Each line below should be retyped exactly, with no pictures.

━━━ Records provided ━━━

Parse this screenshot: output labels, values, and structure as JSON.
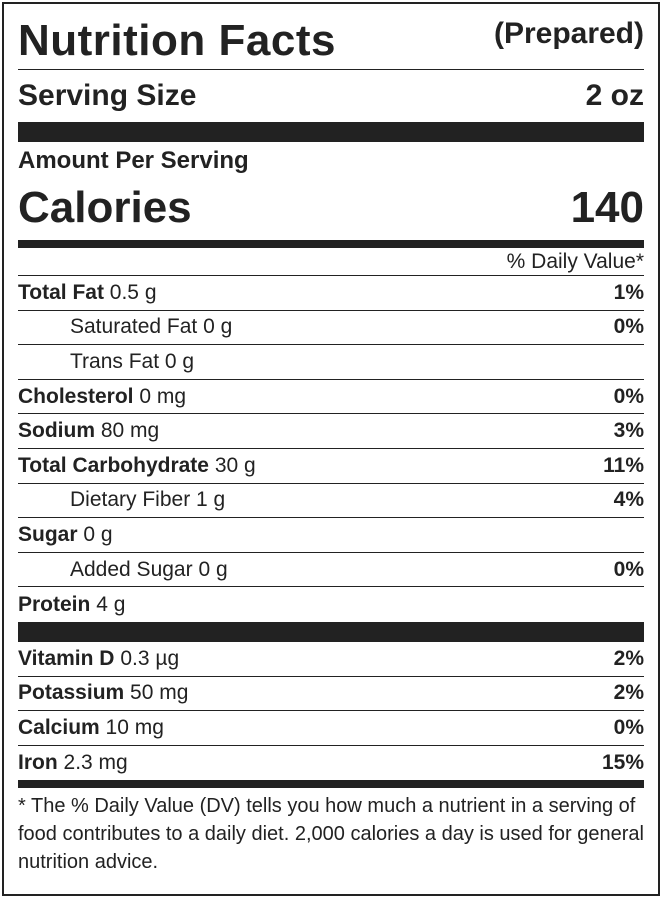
{
  "header": {
    "title": "Nutrition Facts",
    "qualifier": "(Prepared)"
  },
  "serving": {
    "label": "Serving Size",
    "value": "2 oz"
  },
  "amount_per_serving": "Amount Per Serving",
  "calories": {
    "label": "Calories",
    "value": "140"
  },
  "daily_value_header": "% Daily Value*",
  "nutrients": [
    {
      "name": "Total Fat",
      "amount": "0.5 g",
      "dv": "1%"
    },
    {
      "name": "Saturated Fat",
      "amount": "0 g",
      "dv": "0%"
    },
    {
      "name": "Trans Fat",
      "amount": "0 g",
      "dv": ""
    },
    {
      "name": "Cholesterol",
      "amount": "0 mg",
      "dv": "0%"
    },
    {
      "name": "Sodium",
      "amount": "80 mg",
      "dv": "3%"
    },
    {
      "name": "Total Carbohydrate",
      "amount": "30 g",
      "dv": "11%"
    },
    {
      "name": "Dietary Fiber",
      "amount": "1 g",
      "dv": "4%"
    },
    {
      "name": "Sugar",
      "amount": "0 g",
      "dv": ""
    },
    {
      "name": "Added Sugar",
      "amount": "0 g",
      "dv": "0%"
    },
    {
      "name": "Protein",
      "amount": "4 g",
      "dv": ""
    }
  ],
  "micronutrients": [
    {
      "name": "Vitamin D",
      "amount": "0.3 µg",
      "dv": "2%"
    },
    {
      "name": "Potassium",
      "amount": "50 mg",
      "dv": "2%"
    },
    {
      "name": "Calcium",
      "amount": "10 mg",
      "dv": "0%"
    },
    {
      "name": "Iron",
      "amount": "2.3 mg",
      "dv": "15%"
    }
  ],
  "footnote": "* The % Daily Value (DV) tells you how much a nutrient in a serving of food contributes to a daily diet. 2,000 calories a day is used for general nutrition advice."
}
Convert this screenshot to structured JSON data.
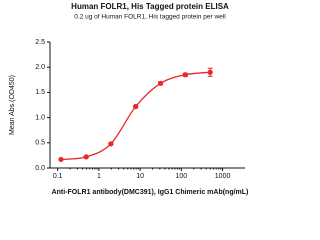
{
  "chart_data": {
    "type": "line",
    "title": "Human FOLR1, His Tagged protein ELISA",
    "subtitle": "0.2 ug of Human FOLR1, His tagged protein per well",
    "x_label": "Anti-FOLR1 antibody(DMC391), IgG1 Chimeric mAb(ng/mL)",
    "y_label": "Mean Abs.(OD450)",
    "x": [
      0.12,
      0.49,
      1.95,
      7.8,
      31.25,
      125,
      500
    ],
    "series": [
      {
        "color": "#e8272a",
        "values": [
          0.17,
          0.22,
          0.48,
          1.22,
          1.68,
          1.85,
          1.9
        ],
        "errors": [
          0.01,
          0.01,
          0.02,
          0.02,
          0.03,
          0.03,
          0.08
        ]
      }
    ],
    "x_scale": "log",
    "xlim": [
      0.065,
      3500
    ],
    "xticks": [
      0.1,
      1,
      10,
      100,
      1000
    ],
    "ylim": [
      0,
      2.5
    ],
    "yticks": [
      {
        "value": 0,
        "label": "0.0"
      },
      0.5,
      {
        "value": 1,
        "label": "1.0"
      },
      1.5,
      {
        "value": 2,
        "label": "2.0"
      },
      2.5
    ]
  }
}
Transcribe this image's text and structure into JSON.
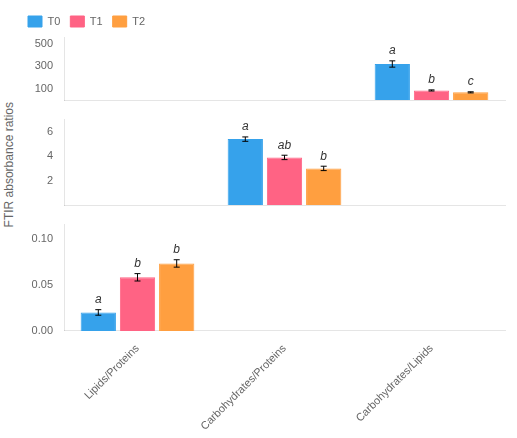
{
  "chart_data": [
    {
      "type": "bar",
      "categories": [
        "Lipids/Proteins",
        "Carbohydrates/Proteins",
        "Carbohydrates/Lipids"
      ],
      "series": [
        {
          "name": "T0",
          "color": "#36a2eb",
          "values": [
            null,
            null,
            320
          ],
          "errors": [
            null,
            null,
            28
          ],
          "annotations": [
            null,
            null,
            "a"
          ]
        },
        {
          "name": "T1",
          "color": "#ff6384",
          "values": [
            null,
            null,
            85
          ],
          "errors": [
            null,
            null,
            5
          ],
          "annotations": [
            null,
            null,
            "b"
          ]
        },
        {
          "name": "T2",
          "color": "#ff9f40",
          "values": [
            null,
            null,
            68
          ],
          "errors": [
            null,
            null,
            5
          ],
          "annotations": [
            null,
            null,
            "c"
          ]
        }
      ],
      "ylim": [
        0,
        560
      ],
      "yticks": [
        100,
        300,
        500
      ],
      "grid": false,
      "legend": "upper left",
      "tick_labels": "y"
    },
    {
      "type": "bar",
      "categories": [
        "Lipids/Proteins",
        "Carbohydrates/Proteins",
        "Carbohydrates/Lipids"
      ],
      "series": [
        {
          "name": "T0",
          "color": "#36a2eb",
          "values": [
            null,
            5.4,
            null
          ],
          "errors": [
            null,
            0.18,
            null
          ],
          "annotations": [
            null,
            "a",
            null
          ]
        },
        {
          "name": "T1",
          "color": "#ff6384",
          "values": [
            null,
            3.9,
            null
          ],
          "errors": [
            null,
            0.18,
            null
          ],
          "annotations": [
            null,
            "ab",
            null
          ]
        },
        {
          "name": "T2",
          "color": "#ff9f40",
          "values": [
            null,
            3.0,
            null
          ],
          "errors": [
            null,
            0.18,
            null
          ],
          "annotations": [
            null,
            "b",
            null
          ]
        }
      ],
      "ylim": [
        0,
        7
      ],
      "yticks": [
        2,
        4,
        6
      ],
      "grid": false,
      "tick_labels": "y",
      "ylabel": "FTIR absorbance ratios"
    },
    {
      "type": "bar",
      "categories": [
        "Lipids/Proteins",
        "Carbohydrates/Proteins",
        "Carbohydrates/Lipids"
      ],
      "series": [
        {
          "name": "T0",
          "color": "#36a2eb",
          "values": [
            0.02,
            null,
            null
          ],
          "errors": [
            0.003,
            null,
            null
          ],
          "annotations": [
            "a",
            null,
            null
          ]
        },
        {
          "name": "T1",
          "color": "#ff6384",
          "values": [
            0.058,
            null,
            null
          ],
          "errors": [
            0.004,
            null,
            null
          ],
          "annotations": [
            "b",
            null,
            null
          ]
        },
        {
          "name": "T2",
          "color": "#ff9f40",
          "values": [
            0.073,
            null,
            null
          ],
          "errors": [
            0.004,
            null,
            null
          ],
          "annotations": [
            "b",
            null,
            null
          ]
        }
      ],
      "ylim": [
        0,
        0.115
      ],
      "yticks": [
        {
          "value": 0,
          "label": "0.00"
        },
        0.05,
        {
          "value": 0.1,
          "label": "0.10"
        }
      ],
      "grid": false
    }
  ]
}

━━━

▶ **Result of the task**:
Parse this screenshot: output labels, values, and structure as JSON.
{
  "header": {
    "title": "Nutrition Facts",
    "qualifier": "(Prepared)"
  },
  "serving": {
    "label": "Serving Size",
    "value": "2 oz"
  },
  "amount_per_serving": "Amount Per Serving",
  "calories": {
    "label": "Calories",
    "value": "140"
  },
  "daily_value_header": "% Daily Value*",
  "nutrients": [
    {
      "name": "Total Fat",
      "amount": "0.5 g",
      "dv": "1%"
    },
    {
      "name": "Saturated Fat",
      "amount": "0 g",
      "dv": "0%"
    },
    {
      "name": "Trans Fat",
      "amount": "0 g",
      "dv": ""
    },
    {
      "name": "Cholesterol",
      "amount": "0 mg",
      "dv": "0%"
    },
    {
      "name": "Sodium",
      "amount": "80 mg",
      "dv": "3%"
    },
    {
      "name": "Total Carbohydrate",
      "amount": "30 g",
      "dv": "11%"
    },
    {
      "name": "Dietary Fiber",
      "amount": "1 g",
      "dv": "4%"
    },
    {
      "name": "Sugar",
      "amount": "0 g",
      "dv": ""
    },
    {
      "name": "Added Sugar",
      "amount": "0 g",
      "dv": "0%"
    },
    {
      "name": "Protein",
      "amount": "4 g",
      "dv": ""
    }
  ],
  "micronutrients": [
    {
      "name": "Vitamin D",
      "amount": "0.3 µg",
      "dv": "2%"
    },
    {
      "name": "Potassium",
      "amount": "50 mg",
      "dv": "2%"
    },
    {
      "name": "Calcium",
      "amount": "10 mg",
      "dv": "0%"
    },
    {
      "name": "Iron",
      "amount": "2.3 mg",
      "dv": "15%"
    }
  ],
  "footnote": "* The % Daily Value (DV) tells you how much a nutrient in a serving of food contributes to a daily diet. 2,000 calories a day is used for general nutrition advice."
}
Convert this screenshot to structured JSON data.
{
  "chart_data": {
    "type": "line",
    "title": "Human FOLR1, His Tagged protein ELISA",
    "subtitle": "0.2 ug of Human FOLR1, His tagged protein per well",
    "x_label": "Anti-FOLR1 antibody(DMC391), IgG1 Chimeric mAb(ng/mL)",
    "y_label": "Mean Abs.(OD450)",
    "x": [
      0.12,
      0.49,
      1.95,
      7.8,
      31.25,
      125,
      500
    ],
    "series": [
      {
        "color": "#e8272a",
        "values": [
          0.17,
          0.22,
          0.48,
          1.22,
          1.68,
          1.85,
          1.9
        ],
        "errors": [
          0.01,
          0.01,
          0.02,
          0.02,
          0.03,
          0.03,
          0.08
        ]
      }
    ],
    "x_scale": "log",
    "xlim": [
      0.065,
      3500
    ],
    "xticks": [
      0.1,
      1,
      10,
      100,
      1000
    ],
    "ylim": [
      0,
      2.5
    ],
    "yticks": [
      {
        "value": 0,
        "label": "0.0"
      },
      0.5,
      {
        "value": 1,
        "label": "1.0"
      },
      1.5,
      {
        "value": 2,
        "label": "2.0"
      },
      2.5
    ]
  }
}
Transcribe this image's text and structure into JSON.
{
  "chart_data": [
    {
      "type": "bar",
      "categories": [
        "Lipids/Proteins",
        "Carbohydrates/Proteins",
        "Carbohydrates/Lipids"
      ],
      "series": [
        {
          "name": "T0",
          "color": "#36a2eb",
          "values": [
            null,
            null,
            320
          ],
          "errors": [
            null,
            null,
            28
          ],
          "annotations": [
            null,
            null,
            "a"
          ]
        },
        {
          "name": "T1",
          "color": "#ff6384",
          "values": [
            null,
            null,
            85
          ],
          "errors": [
            null,
            null,
            5
          ],
          "annotations": [
            null,
            null,
            "b"
          ]
        },
        {
          "name": "T2",
          "color": "#ff9f40",
          "values": [
            null,
            null,
            68
          ],
          "errors": [
            null,
            null,
            5
          ],
          "annotations": [
            null,
            null,
            "c"
          ]
        }
      ],
      "ylim": [
        0,
        560
      ],
      "yticks": [
        100,
        300,
        500
      ],
      "grid": false,
      "legend": "upper left",
      "tick_labels": "y"
    },
    {
      "type": "bar",
      "categories": [
        "Lipids/Proteins",
        "Carbohydrates/Proteins",
        "Carbohydrates/Lipids"
      ],
      "series": [
        {
          "name": "T0",
          "color": "#36a2eb",
          "values": [
            null,
            5.4,
            null
          ],
          "errors": [
            null,
            0.18,
            null
          ],
          "annotations": [
            null,
            "a",
            null
          ]
        },
        {
          "name": "T1",
          "color": "#ff6384",
          "values": [
            null,
            3.9,
            null
          ],
          "errors": [
            null,
            0.18,
            null
          ],
          "annotations": [
            null,
            "ab",
            null
          ]
        },
        {
          "name": "T2",
          "color": "#ff9f40",
          "values": [
            null,
            3.0,
            null
          ],
          "errors": [
            null,
            0.18,
            null
          ],
          "annotations": [
            null,
            "b",
            null
          ]
        }
      ],
      "ylim": [
        0,
        7
      ],
      "yticks": [
        2,
        4,
        6
      ],
      "grid": false,
      "tick_labels": "y",
      "ylabel": "FTIR absorbance ratios"
    },
    {
      "type": "bar",
      "categories": [
        "Lipids/Proteins",
        "Carbohydrates/Proteins",
        "Carbohydrates/Lipids"
      ],
      "series": [
        {
          "name": "T0",
          "color": "#36a2eb",
          "values": [
            0.02,
            null,
            null
          ],
          "errors": [
            0.003,
            null,
            null
          ],
          "annotations": [
            "a",
            null,
            null
          ]
        },
        {
          "name": "T1",
          "color": "#ff6384",
          "values": [
            0.058,
            null,
            null
          ],
          "errors": [
            0.004,
            null,
            null
          ],
          "annotations": [
            "b",
            null,
            null
          ]
        },
        {
          "name": "T2",
          "color": "#ff9f40",
          "values": [
            0.073,
            null,
            null
          ],
          "errors": [
            0.004,
            null,
            null
          ],
          "annotations": [
            "b",
            null,
            null
          ]
        }
      ],
      "ylim": [
        0,
        0.115
      ],
      "yticks": [
        {
          "value": 0,
          "label": "0.00"
        },
        0.05,
        {
          "value": 0.1,
          "label": "0.10"
        }
      ],
      "grid": false
    }
  ]
}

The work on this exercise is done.